Recorded information:
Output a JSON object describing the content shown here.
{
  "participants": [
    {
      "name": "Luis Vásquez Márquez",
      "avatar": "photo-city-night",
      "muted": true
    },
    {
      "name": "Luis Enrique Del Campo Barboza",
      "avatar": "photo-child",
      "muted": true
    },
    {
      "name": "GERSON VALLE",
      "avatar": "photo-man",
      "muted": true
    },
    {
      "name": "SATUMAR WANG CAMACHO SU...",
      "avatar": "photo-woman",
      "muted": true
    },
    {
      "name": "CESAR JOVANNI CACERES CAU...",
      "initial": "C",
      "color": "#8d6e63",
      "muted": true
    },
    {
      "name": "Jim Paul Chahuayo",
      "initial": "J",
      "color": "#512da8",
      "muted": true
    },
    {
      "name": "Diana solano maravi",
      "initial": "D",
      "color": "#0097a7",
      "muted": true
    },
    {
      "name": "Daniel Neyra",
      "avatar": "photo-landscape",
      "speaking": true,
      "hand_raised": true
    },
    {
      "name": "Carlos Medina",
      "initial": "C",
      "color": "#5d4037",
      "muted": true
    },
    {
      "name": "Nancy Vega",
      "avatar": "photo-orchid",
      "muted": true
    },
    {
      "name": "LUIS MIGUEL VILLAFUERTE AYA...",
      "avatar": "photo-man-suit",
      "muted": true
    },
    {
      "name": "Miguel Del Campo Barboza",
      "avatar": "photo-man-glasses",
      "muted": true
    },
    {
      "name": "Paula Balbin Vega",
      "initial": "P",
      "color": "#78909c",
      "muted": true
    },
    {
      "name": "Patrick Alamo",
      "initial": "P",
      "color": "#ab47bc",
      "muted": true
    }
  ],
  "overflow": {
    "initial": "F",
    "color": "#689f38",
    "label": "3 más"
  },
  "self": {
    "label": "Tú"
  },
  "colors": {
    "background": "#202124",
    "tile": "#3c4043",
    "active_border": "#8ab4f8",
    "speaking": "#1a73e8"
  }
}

Stated goal:
Look through the material above. Copy each line where the word "Barboza" appears.

Answer below:
      "name": "Luis Enrique Del Campo Barboza",
      "name": "Miguel Del Campo Barboza",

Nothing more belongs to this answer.